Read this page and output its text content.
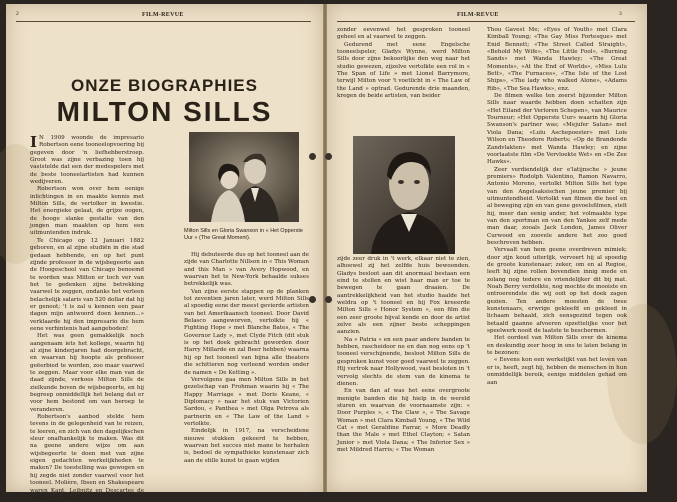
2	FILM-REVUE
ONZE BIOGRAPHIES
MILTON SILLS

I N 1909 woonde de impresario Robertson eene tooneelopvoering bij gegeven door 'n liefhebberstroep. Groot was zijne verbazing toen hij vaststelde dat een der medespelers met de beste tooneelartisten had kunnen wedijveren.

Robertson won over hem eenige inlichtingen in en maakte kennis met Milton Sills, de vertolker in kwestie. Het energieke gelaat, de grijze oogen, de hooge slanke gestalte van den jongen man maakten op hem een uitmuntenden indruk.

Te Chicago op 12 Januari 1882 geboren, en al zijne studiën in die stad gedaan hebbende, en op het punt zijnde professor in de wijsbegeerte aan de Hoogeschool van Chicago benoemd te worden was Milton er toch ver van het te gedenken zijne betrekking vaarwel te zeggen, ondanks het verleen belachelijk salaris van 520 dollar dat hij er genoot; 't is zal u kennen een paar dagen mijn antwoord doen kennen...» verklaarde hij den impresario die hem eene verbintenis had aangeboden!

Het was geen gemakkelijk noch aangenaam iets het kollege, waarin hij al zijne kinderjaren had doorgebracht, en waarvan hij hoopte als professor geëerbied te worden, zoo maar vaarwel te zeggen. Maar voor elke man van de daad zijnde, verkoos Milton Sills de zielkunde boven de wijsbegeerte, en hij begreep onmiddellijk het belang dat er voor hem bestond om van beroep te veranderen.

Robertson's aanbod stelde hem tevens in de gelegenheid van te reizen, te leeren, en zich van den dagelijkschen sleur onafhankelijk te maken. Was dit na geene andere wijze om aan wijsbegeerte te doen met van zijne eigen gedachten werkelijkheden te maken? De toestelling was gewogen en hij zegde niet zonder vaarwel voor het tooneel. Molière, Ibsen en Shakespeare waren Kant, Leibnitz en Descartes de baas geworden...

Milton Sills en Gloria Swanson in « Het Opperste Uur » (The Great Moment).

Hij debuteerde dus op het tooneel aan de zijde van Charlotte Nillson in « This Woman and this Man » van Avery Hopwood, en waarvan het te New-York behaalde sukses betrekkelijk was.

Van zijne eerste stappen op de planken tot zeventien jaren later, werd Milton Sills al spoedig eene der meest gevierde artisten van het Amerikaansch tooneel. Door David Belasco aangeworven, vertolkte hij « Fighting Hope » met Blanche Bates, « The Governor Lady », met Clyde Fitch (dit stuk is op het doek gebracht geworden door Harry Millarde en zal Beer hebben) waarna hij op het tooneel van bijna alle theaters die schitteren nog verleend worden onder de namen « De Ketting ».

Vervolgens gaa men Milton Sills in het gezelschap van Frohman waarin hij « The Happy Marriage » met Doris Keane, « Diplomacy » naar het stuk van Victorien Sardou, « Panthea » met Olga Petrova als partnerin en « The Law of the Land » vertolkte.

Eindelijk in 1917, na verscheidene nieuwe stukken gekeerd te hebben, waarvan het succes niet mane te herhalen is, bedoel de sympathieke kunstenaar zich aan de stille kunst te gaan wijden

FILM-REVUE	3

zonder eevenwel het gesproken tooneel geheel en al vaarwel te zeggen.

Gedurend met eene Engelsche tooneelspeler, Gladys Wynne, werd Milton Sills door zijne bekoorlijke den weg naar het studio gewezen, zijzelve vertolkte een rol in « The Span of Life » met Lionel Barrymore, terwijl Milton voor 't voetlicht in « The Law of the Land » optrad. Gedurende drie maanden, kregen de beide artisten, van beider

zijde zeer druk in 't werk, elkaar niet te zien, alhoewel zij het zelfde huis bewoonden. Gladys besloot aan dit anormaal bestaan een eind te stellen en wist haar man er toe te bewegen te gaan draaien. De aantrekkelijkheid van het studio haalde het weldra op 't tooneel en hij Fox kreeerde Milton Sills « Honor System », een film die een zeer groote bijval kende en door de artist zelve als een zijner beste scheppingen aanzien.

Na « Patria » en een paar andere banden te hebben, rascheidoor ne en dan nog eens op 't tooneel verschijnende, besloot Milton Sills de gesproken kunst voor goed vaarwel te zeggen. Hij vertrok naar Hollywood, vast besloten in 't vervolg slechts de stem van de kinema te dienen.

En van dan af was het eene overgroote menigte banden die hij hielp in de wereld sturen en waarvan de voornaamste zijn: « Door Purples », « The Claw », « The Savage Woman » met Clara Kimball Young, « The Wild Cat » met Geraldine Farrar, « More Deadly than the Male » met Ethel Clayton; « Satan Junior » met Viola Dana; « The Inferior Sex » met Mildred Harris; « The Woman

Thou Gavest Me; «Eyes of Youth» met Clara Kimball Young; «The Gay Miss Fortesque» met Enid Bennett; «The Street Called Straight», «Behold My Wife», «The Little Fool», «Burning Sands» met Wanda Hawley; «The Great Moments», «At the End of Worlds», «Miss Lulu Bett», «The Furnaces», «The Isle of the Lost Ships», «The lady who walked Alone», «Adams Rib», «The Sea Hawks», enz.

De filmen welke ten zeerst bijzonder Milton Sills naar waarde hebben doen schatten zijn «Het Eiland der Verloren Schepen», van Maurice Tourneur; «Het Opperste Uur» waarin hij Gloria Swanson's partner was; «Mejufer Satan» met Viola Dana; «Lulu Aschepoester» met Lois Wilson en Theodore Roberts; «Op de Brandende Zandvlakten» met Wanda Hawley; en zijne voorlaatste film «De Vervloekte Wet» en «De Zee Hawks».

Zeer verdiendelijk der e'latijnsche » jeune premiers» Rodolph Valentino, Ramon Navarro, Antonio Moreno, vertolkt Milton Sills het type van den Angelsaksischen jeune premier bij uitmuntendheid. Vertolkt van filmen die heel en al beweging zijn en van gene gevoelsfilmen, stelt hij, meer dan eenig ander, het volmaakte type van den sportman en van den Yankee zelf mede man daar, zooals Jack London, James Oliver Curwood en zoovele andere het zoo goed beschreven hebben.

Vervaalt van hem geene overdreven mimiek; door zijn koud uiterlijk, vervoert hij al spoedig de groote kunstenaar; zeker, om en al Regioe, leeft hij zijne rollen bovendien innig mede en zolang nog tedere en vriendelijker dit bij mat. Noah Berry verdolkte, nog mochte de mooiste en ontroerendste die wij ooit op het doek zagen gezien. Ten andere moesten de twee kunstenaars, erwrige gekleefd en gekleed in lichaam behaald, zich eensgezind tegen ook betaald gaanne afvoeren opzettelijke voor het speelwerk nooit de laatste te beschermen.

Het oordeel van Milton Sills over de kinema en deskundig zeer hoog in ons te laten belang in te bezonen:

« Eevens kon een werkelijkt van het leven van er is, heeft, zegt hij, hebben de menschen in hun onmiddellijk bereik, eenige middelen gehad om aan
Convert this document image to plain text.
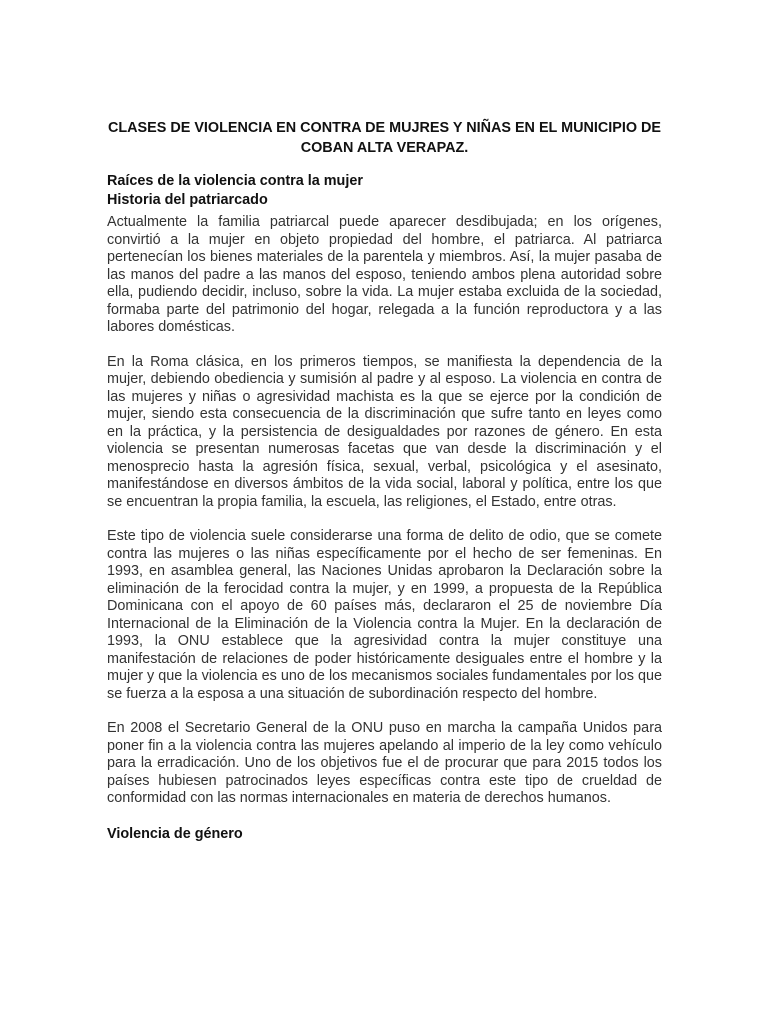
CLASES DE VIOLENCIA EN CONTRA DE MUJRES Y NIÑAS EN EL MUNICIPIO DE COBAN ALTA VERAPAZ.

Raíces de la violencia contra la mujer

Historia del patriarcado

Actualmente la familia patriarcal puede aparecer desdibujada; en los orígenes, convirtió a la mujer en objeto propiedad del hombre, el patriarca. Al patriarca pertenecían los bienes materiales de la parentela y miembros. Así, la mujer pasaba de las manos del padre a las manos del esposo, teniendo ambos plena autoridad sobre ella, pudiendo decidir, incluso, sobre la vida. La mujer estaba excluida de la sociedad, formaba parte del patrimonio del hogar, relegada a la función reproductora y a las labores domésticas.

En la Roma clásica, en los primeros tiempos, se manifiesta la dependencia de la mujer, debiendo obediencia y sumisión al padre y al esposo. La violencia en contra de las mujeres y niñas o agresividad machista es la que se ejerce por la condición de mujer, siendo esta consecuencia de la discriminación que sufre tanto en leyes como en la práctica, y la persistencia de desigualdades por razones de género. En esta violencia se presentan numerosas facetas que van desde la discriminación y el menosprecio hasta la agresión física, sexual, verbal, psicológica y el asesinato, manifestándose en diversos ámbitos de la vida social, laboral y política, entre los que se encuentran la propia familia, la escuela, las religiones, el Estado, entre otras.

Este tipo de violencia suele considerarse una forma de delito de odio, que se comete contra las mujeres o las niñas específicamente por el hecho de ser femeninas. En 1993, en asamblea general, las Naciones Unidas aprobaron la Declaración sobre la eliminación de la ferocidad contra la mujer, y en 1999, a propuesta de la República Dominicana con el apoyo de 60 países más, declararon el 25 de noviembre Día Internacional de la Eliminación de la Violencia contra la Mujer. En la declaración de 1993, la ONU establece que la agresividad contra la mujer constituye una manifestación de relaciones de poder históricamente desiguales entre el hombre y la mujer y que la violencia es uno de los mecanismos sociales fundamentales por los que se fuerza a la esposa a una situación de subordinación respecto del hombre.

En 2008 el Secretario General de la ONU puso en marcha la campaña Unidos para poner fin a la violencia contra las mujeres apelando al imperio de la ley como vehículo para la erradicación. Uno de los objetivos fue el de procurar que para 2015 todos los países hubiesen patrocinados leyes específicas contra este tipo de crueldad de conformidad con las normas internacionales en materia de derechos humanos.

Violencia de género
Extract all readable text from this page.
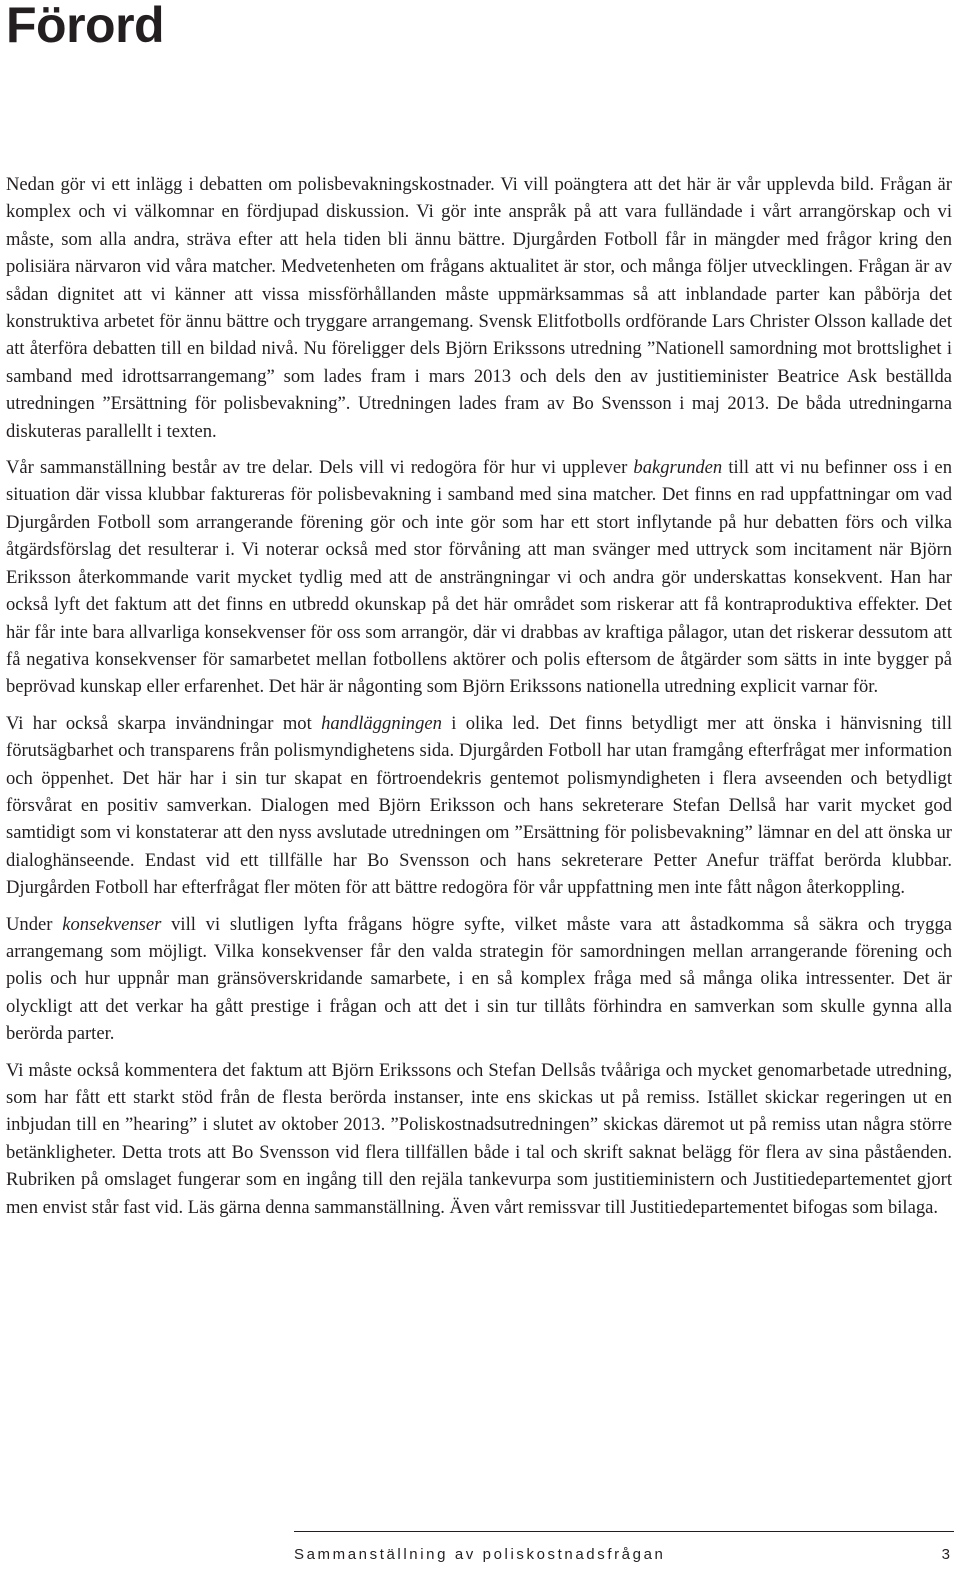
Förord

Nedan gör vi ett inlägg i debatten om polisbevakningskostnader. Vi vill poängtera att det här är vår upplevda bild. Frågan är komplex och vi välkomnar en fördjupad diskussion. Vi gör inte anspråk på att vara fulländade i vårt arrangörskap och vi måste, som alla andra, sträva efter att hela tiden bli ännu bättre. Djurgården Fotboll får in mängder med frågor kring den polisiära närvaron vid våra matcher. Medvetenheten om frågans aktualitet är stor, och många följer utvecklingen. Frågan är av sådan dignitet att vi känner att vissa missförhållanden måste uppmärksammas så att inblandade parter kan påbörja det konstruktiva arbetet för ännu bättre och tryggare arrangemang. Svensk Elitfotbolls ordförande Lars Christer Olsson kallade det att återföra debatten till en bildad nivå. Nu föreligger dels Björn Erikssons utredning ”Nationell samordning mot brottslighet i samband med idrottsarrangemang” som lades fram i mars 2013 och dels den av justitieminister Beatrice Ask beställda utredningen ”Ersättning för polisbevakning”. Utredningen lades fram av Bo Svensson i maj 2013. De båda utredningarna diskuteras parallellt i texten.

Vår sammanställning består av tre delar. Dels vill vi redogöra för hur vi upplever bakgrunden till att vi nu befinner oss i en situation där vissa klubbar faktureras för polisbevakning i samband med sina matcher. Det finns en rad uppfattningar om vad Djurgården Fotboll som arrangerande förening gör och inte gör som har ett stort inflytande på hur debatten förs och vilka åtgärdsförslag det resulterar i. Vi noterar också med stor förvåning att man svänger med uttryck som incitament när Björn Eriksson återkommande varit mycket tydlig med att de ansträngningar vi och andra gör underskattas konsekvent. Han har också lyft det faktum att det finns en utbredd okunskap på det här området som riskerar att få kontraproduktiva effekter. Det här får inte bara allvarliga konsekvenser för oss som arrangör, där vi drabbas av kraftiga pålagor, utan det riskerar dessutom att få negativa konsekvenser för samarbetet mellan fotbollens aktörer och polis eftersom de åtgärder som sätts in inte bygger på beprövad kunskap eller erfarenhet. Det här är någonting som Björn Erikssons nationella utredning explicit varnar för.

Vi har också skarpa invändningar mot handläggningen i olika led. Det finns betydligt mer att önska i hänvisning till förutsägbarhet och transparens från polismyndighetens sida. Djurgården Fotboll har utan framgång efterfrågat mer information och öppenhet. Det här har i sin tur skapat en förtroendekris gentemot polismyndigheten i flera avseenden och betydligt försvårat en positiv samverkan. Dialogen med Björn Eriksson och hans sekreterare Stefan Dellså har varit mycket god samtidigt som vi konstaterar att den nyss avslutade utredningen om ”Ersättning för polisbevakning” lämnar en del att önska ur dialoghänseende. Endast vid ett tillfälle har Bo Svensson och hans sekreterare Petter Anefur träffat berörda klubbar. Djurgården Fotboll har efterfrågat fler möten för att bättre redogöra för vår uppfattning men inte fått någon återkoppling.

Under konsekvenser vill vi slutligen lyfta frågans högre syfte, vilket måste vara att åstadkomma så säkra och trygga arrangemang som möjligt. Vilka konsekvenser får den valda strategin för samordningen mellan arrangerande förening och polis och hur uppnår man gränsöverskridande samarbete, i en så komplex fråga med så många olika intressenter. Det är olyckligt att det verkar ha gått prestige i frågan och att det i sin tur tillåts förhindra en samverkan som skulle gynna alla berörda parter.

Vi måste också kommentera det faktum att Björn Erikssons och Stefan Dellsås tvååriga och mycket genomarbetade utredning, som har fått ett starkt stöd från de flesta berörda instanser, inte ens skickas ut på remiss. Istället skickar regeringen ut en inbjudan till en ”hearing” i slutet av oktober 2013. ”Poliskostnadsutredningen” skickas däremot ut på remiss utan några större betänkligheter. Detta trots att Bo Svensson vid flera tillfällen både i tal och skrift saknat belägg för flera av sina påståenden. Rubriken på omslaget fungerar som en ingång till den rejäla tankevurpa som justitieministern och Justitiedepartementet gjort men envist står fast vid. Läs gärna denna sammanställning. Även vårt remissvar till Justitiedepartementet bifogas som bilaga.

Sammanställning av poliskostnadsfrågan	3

..........

> _Task description_
Sift the material for lines that include the word "belang", and copy each one.

> _Response_
Het was geen gemakkelijk noch aangenaam iets het kollege, waarin hij al zijne kinderjaren had doorgebracht, en waarvan hij hoopte als professor geëerbied te worden, zoo maar vaarwel te zeggen. Maar voor elke man van de daad zijnde, verkoos Milton Sills de zielkunde boven de wijsbegeerte, en hij begreep onmiddellijk het belang dat er voor hem bestond om van beroep te veranderen.
Het oordeel van Milton Sills over de kinema en deskundig zeer hoog in ons te laten belang in te bezonen:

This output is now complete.